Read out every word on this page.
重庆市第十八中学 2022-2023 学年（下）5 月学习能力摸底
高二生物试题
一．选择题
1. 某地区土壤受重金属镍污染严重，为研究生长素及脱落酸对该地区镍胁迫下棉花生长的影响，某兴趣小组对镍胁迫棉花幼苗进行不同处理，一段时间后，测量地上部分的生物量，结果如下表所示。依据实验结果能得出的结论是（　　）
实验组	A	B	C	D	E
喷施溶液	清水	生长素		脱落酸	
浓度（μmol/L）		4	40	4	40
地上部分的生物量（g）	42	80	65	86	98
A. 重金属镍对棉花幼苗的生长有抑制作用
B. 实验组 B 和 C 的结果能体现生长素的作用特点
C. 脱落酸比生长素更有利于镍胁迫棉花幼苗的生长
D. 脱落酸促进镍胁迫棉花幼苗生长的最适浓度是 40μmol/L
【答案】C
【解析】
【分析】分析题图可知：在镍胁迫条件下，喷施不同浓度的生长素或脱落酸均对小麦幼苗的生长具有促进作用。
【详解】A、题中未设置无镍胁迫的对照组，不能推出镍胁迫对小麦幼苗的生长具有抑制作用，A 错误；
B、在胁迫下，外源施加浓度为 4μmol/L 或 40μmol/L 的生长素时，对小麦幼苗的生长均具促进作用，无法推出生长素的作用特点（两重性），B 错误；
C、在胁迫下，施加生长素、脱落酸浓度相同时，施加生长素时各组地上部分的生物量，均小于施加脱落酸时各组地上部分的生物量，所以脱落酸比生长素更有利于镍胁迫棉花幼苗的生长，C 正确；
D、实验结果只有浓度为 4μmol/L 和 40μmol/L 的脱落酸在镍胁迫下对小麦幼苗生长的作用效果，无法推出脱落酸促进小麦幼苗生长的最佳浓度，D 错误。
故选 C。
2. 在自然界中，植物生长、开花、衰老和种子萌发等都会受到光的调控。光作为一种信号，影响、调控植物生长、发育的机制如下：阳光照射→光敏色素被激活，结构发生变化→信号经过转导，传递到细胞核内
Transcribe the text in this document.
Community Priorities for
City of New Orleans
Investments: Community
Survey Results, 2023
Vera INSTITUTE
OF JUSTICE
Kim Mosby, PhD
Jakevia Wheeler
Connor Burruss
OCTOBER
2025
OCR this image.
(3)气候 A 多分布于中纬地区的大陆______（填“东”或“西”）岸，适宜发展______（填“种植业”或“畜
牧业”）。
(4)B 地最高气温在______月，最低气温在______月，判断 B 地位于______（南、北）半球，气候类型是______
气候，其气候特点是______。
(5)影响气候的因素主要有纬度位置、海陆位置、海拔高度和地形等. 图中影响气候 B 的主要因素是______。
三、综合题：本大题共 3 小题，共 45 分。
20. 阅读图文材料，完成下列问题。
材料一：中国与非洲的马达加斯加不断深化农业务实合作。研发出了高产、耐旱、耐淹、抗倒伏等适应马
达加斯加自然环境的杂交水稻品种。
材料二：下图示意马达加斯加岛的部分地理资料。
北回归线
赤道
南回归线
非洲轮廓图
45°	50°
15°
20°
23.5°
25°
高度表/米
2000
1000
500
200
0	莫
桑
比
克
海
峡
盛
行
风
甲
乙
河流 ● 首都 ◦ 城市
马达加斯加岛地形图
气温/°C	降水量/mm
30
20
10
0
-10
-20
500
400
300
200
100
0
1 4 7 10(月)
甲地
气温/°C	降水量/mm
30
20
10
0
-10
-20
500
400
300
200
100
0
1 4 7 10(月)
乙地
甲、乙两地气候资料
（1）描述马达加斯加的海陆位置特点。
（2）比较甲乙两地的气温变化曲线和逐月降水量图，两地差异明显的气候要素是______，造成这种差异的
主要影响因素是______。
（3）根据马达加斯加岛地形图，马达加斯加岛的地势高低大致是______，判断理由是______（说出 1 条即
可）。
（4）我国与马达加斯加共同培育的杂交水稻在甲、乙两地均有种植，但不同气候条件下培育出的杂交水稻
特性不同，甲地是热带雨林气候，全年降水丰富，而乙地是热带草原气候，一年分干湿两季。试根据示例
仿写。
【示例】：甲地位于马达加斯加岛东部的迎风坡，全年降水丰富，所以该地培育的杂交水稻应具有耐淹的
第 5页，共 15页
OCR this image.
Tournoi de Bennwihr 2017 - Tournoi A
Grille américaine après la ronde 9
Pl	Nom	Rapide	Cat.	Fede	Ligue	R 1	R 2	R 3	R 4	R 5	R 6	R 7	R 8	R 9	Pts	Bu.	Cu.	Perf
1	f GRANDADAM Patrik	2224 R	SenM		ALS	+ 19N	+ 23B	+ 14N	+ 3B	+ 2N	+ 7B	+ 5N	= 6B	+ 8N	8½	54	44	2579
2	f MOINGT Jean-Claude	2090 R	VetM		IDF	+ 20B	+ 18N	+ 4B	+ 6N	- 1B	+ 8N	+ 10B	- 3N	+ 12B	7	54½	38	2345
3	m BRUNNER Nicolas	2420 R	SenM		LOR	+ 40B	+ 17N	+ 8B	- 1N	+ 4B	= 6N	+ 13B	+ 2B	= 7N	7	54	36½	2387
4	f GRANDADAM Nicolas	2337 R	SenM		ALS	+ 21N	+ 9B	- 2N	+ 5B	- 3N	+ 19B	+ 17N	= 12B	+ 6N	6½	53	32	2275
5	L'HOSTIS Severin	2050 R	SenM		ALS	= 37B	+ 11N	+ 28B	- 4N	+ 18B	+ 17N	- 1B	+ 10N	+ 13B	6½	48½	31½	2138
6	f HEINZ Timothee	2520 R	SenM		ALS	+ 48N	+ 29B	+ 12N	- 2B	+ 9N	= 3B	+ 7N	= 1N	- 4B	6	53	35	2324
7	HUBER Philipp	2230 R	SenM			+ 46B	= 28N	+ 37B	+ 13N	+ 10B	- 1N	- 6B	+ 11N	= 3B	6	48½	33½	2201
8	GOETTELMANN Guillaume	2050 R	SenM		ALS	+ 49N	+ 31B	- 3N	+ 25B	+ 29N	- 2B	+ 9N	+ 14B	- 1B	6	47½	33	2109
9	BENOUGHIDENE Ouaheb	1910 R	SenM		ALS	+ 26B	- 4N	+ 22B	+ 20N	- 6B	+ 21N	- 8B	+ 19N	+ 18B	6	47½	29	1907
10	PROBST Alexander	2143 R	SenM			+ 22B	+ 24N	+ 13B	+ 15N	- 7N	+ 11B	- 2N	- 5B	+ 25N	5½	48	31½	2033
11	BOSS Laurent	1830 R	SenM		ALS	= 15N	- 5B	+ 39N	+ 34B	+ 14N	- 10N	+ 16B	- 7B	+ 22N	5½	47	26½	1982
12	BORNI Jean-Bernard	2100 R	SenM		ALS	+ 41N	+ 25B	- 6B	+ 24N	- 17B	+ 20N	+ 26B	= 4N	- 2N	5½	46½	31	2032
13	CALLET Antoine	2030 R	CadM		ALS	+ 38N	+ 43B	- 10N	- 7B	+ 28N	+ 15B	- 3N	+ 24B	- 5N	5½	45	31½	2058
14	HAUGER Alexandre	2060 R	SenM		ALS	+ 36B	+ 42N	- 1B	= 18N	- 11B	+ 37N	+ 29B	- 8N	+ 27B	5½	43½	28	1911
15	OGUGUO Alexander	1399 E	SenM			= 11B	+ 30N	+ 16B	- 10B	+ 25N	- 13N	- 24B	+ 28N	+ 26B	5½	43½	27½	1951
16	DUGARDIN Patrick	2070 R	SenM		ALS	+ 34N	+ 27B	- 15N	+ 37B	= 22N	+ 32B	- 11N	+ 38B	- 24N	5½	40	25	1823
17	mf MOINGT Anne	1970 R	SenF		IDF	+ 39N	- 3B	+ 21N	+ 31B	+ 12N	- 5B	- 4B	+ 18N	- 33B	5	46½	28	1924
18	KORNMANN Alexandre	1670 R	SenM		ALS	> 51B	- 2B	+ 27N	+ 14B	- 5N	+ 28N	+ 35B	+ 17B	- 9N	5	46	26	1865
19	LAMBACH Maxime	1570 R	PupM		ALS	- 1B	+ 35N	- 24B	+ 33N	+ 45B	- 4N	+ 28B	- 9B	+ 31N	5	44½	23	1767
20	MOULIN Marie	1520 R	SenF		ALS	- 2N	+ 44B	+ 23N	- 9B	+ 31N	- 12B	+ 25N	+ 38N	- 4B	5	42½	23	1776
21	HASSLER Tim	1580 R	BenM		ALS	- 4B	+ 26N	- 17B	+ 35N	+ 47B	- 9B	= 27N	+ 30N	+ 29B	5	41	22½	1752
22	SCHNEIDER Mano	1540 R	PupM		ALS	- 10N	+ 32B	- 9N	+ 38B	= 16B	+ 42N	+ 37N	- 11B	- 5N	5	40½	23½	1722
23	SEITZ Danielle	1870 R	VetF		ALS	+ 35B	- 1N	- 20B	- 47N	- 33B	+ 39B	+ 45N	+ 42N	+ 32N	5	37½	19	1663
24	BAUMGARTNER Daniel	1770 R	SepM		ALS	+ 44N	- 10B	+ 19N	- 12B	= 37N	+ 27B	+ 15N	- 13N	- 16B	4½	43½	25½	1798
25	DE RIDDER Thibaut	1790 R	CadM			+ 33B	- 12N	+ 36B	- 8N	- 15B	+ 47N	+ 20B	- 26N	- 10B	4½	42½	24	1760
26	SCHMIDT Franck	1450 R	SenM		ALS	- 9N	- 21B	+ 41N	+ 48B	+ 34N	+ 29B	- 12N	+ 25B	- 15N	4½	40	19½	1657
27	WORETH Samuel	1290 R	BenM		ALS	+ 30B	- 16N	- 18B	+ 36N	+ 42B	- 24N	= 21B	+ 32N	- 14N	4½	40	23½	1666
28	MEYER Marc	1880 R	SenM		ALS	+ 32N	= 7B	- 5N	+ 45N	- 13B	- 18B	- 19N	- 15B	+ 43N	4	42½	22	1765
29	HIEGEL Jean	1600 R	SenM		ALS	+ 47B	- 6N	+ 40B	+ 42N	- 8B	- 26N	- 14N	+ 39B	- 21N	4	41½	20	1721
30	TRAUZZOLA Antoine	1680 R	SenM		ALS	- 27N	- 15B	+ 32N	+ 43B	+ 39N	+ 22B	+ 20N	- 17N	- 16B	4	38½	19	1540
******
*Task instructions:*
Identify each line of the material where the word "CadM" shows up, and copy it.

*Task answer:*
13	CALLET Antoine	2030 R	CadM		ALS	+ 38N	+ 43B	- 10N	- 7B	+ 28N	+ 15B	- 3N	+ 24B	- 5N	5½	45	31½	2058
25	DE RIDDER Thibaut	1790 R	CadM			+ 33B	- 12N	+ 36B	- 8N	- 15B	+ 47N	+ 20B	- 26N	- 10B	4½	42½	24	1760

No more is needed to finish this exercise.